**Goal**
Extract all of the entries and give them again, word for word.

══ Supplied entries ══

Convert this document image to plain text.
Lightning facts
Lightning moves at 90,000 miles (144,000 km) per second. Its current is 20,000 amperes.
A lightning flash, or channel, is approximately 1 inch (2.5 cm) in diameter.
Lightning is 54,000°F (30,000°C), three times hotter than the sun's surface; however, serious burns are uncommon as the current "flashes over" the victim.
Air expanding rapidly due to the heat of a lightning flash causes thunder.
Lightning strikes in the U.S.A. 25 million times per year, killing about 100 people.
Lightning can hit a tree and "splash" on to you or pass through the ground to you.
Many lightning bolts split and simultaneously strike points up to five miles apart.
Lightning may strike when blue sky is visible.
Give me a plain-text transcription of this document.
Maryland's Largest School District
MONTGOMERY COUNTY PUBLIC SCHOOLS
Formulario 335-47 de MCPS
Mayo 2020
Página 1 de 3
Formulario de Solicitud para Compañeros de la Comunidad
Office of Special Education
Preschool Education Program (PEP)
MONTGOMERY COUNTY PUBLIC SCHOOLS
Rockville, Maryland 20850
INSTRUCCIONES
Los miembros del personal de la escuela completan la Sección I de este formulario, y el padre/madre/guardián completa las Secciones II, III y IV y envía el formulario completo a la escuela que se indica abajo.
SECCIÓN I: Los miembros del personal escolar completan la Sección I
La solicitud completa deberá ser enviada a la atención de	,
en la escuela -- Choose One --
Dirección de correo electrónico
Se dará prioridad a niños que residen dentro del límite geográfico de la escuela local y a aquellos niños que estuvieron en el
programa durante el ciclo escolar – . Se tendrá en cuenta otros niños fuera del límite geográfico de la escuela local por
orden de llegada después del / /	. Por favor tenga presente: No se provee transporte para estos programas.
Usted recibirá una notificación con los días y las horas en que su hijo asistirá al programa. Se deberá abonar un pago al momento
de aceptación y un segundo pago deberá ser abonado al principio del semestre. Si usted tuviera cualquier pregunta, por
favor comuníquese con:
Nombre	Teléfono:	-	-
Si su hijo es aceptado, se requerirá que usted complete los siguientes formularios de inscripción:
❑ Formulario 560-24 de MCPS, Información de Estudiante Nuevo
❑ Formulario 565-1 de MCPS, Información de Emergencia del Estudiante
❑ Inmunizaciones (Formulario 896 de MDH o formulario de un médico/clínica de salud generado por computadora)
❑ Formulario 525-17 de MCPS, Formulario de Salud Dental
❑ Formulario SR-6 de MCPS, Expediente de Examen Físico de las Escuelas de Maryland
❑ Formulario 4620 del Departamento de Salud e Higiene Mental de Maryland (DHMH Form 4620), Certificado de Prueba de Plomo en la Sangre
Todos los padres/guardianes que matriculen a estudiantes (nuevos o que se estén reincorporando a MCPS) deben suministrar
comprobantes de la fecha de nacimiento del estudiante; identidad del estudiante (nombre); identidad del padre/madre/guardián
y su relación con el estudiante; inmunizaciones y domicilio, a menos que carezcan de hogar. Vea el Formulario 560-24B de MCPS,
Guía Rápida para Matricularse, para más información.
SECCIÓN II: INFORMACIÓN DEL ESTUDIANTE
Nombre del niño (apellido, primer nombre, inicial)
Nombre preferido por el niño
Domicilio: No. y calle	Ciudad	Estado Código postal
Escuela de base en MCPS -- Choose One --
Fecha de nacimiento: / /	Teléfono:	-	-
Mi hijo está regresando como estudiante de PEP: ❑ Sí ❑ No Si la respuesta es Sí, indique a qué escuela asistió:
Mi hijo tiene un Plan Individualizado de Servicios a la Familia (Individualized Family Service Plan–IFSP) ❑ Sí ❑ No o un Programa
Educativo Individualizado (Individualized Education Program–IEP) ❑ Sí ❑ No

═══

**Answer in full**
Convert this document image to plain text.
Lightning facts
Lightning moves at 90,000 miles (144,000 km) per second. Its current is 20,000 amperes.
A lightning flash, or channel, is approximately 1 inch (2.5 cm) in diameter.
Lightning is 54,000°F (30,000°C), three times hotter than the sun's surface; however, serious burns are uncommon as the current "flashes over" the victim.
Air expanding rapidly due to the heat of a lightning flash causes thunder.
Lightning strikes in the U.S.A. 25 million times per year, killing about 100 people.
Lightning can hit a tree and "splash" on to you or pass through the ground to you.
Many lightning bolts split and simultaneously strike points up to five miles apart.
Lightning may strike when blue sky is visible.
Give me a plain-text transcription of this document.
Maryland's Largest School District
MONTGOMERY COUNTY PUBLIC SCHOOLS
Formulario 335-47 de MCPS
Mayo 2020
Página 1 de 3
Formulario de Solicitud para Compañeros de la Comunidad
Office of Special Education
Preschool Education Program (PEP)
MONTGOMERY COUNTY PUBLIC SCHOOLS
Rockville, Maryland 20850
INSTRUCCIONES
Los miembros del personal de la escuela completan la Sección I de este formulario, y el padre/madre/guardián completa las Secciones II, III y IV y envía el formulario completo a la escuela que se indica abajo.
SECCIÓN I: Los miembros del personal escolar completan la Sección I
La solicitud completa deberá ser enviada a la atención de	,
en la escuela -- Choose One --
Dirección de correo electrónico
Se dará prioridad a niños que residen dentro del límite geográfico de la escuela local y a aquellos niños que estuvieron en el
programa durante el ciclo escolar – . Se tendrá en cuenta otros niños fuera del límite geográfico de la escuela local por
orden de llegada después del / /	. Por favor tenga presente: No se provee transporte para estos programas.
Usted recibirá una notificación con los días y las horas en que su hijo asistirá al programa. Se deberá abonar un pago al momento
de aceptación y un segundo pago deberá ser abonado al principio del semestre. Si usted tuviera cualquier pregunta, por
favor comuníquese con:
Nombre	Teléfono:	-	-
Si su hijo es aceptado, se requerirá que usted complete los siguientes formularios de inscripción:
❑ Formulario 560-24 de MCPS, Información de Estudiante Nuevo
❑ Formulario 565-1 de MCPS, Información de Emergencia del Estudiante
❑ Inmunizaciones (Formulario 896 de MDH o formulario de un médico/clínica de salud generado por computadora)
❑ Formulario 525-17 de MCPS, Formulario de Salud Dental
❑ Formulario SR-6 de MCPS, Expediente de Examen Físico de las Escuelas de Maryland
❑ Formulario 4620 del Departamento de Salud e Higiene Mental de Maryland (DHMH Form 4620), Certificado de Prueba de Plomo en la Sangre
Todos los padres/guardianes que matriculen a estudiantes (nuevos o que se estén reincorporando a MCPS) deben suministrar
comprobantes de la fecha de nacimiento del estudiante; identidad del estudiante (nombre); identidad del padre/madre/guardián
y su relación con el estudiante; inmunizaciones y domicilio, a menos que carezcan de hogar. Vea el Formulario 560-24B de MCPS,
Guía Rápida para Matricularse, para más información.
SECCIÓN II: INFORMACIÓN DEL ESTUDIANTE
Nombre del niño (apellido, primer nombre, inicial)
Nombre preferido por el niño
Domicilio: No. y calle	Ciudad	Estado Código postal
Escuela de base en MCPS -- Choose One --
Fecha de nacimiento: / /	Teléfono:	-	-
Mi hijo está regresando como estudiante de PEP: ❑ Sí ❑ No Si la respuesta es Sí, indique a qué escuela asistió:
Mi hijo tiene un Plan Individualizado de Servicios a la Familia (Individualized Family Service Plan–IFSP) ❑ Sí ❑ No o un Programa
Educativo Individualizado (Individualized Education Program–IEP) ❑ Sí ❑ No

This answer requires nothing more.